[Your goal]: Using the listing below, select the lines with the word "微软工具包" and copy them.

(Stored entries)
####
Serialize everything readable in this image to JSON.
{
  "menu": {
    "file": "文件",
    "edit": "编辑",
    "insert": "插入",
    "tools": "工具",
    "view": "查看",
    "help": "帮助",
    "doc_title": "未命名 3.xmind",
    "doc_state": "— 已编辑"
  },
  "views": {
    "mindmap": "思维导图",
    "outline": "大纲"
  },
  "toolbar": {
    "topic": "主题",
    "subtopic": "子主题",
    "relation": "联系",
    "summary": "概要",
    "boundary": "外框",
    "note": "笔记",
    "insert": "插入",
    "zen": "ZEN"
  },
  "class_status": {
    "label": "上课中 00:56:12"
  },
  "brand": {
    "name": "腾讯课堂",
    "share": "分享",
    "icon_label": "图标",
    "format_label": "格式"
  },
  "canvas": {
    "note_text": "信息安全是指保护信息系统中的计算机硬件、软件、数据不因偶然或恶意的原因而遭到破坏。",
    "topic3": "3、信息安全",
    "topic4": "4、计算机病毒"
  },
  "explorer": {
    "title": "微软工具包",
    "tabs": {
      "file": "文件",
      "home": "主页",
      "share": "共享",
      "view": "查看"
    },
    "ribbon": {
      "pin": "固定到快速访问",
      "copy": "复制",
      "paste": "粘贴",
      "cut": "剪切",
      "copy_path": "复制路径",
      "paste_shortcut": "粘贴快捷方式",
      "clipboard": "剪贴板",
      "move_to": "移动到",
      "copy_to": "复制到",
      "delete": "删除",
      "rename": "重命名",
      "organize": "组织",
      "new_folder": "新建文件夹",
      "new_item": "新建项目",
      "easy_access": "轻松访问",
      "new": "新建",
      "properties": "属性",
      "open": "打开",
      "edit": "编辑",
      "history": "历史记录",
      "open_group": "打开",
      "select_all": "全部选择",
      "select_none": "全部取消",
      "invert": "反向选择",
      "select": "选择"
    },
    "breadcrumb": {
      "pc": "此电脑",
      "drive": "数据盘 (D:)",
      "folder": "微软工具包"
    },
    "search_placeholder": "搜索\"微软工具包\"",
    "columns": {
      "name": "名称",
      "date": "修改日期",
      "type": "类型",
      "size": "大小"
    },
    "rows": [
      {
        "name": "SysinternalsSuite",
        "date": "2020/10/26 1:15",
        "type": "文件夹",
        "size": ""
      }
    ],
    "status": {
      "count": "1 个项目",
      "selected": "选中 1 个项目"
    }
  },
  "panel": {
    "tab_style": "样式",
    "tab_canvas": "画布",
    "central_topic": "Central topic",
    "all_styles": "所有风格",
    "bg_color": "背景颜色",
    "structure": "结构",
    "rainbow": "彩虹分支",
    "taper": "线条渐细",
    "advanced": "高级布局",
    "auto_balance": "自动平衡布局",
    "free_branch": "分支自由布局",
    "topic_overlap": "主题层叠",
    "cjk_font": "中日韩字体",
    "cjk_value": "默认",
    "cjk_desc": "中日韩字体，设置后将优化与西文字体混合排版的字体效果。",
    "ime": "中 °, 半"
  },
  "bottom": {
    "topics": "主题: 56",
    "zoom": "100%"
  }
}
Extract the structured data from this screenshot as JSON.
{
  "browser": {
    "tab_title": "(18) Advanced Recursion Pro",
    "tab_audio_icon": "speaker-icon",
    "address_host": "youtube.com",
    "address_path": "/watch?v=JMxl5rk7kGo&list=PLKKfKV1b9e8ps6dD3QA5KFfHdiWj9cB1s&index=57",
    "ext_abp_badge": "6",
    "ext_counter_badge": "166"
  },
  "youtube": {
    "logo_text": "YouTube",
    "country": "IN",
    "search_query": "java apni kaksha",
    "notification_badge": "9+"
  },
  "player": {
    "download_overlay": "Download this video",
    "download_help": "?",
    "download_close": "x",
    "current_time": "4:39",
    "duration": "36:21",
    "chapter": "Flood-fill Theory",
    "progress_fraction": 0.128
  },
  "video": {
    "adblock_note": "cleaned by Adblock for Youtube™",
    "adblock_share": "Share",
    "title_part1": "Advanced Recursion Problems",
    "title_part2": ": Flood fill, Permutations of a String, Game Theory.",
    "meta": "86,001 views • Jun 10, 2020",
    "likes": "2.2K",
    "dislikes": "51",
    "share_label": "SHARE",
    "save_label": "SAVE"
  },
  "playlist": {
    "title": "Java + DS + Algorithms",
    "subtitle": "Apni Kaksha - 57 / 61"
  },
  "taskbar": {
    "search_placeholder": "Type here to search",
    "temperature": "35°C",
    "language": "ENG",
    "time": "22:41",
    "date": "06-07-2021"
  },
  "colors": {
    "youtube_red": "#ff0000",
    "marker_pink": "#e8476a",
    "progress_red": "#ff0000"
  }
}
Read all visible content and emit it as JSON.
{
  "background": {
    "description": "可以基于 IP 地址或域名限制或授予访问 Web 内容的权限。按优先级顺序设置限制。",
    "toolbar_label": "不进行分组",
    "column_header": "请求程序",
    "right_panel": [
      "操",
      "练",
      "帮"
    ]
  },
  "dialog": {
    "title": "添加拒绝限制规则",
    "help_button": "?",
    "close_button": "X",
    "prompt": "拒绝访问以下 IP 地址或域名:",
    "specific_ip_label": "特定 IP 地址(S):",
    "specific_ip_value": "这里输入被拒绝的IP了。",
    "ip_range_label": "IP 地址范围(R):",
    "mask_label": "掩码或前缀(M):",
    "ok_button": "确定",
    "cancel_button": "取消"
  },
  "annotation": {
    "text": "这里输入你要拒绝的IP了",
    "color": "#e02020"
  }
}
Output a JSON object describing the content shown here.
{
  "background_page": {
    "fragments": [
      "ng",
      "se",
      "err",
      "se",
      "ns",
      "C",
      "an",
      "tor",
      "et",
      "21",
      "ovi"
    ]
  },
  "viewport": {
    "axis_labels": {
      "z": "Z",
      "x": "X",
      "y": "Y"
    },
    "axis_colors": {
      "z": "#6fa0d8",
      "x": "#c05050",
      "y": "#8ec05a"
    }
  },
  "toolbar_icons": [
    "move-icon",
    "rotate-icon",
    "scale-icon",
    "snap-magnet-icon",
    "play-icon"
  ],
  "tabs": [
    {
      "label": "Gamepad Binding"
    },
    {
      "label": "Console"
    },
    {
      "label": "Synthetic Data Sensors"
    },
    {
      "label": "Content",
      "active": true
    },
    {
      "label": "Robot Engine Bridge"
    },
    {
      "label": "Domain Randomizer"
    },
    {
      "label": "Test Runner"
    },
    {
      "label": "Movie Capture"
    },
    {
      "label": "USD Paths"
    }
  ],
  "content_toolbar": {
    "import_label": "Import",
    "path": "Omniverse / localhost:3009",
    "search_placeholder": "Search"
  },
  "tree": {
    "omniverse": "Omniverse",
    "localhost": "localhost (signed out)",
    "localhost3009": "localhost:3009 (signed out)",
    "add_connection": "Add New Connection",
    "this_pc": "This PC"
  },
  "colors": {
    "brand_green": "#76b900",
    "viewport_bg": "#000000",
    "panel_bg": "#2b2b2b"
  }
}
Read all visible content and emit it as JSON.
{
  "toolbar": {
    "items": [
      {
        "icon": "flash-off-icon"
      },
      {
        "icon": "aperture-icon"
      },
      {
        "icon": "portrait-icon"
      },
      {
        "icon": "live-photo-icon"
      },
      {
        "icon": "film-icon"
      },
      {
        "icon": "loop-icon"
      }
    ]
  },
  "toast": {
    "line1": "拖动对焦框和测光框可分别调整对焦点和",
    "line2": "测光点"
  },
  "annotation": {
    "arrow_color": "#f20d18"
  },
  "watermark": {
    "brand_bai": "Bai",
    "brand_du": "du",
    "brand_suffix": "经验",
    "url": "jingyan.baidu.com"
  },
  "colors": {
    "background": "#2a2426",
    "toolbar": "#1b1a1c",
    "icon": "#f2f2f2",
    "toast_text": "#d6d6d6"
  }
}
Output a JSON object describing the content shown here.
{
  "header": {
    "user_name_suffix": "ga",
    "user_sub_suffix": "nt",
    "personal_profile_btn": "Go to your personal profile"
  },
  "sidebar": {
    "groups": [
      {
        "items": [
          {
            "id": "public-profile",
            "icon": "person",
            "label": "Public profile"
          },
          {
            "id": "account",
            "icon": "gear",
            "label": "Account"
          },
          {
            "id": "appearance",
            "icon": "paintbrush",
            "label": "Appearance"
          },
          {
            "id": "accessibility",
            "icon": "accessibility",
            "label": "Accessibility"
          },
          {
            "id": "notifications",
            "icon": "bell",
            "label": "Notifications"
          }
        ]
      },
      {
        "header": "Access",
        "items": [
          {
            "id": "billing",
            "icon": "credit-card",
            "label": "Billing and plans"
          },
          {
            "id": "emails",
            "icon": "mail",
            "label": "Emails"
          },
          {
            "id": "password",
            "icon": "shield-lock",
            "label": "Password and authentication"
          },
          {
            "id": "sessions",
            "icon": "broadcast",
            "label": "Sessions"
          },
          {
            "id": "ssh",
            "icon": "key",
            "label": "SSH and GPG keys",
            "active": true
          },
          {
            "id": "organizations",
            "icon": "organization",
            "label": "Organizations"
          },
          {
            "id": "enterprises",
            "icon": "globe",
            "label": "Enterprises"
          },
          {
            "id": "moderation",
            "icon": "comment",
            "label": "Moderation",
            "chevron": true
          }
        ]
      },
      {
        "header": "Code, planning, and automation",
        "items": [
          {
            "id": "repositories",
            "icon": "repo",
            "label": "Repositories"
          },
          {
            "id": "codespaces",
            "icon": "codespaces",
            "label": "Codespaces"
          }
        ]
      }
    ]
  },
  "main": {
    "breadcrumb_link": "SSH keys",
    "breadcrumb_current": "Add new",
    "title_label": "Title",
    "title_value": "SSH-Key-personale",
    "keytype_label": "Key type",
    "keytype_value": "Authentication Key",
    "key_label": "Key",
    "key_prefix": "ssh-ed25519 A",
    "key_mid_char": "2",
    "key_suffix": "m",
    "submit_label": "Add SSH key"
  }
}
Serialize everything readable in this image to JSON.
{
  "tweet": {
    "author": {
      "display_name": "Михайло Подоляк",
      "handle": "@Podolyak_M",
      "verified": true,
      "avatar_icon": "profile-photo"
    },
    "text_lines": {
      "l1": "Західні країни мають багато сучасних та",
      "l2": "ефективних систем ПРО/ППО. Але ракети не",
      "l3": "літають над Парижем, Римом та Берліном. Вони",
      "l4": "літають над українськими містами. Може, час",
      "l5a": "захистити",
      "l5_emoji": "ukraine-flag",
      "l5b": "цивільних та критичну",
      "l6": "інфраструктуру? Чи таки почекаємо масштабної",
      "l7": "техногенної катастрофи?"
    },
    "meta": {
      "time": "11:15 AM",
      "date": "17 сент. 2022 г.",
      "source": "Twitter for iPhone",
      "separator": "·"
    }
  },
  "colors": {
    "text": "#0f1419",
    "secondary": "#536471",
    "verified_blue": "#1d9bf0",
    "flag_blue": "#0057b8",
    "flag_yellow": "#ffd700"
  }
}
####
[Result of this task]:
    "title": "微软工具包",
      "folder": "微软工具包"
    "search_placeholder": "搜索\"微软工具包\"",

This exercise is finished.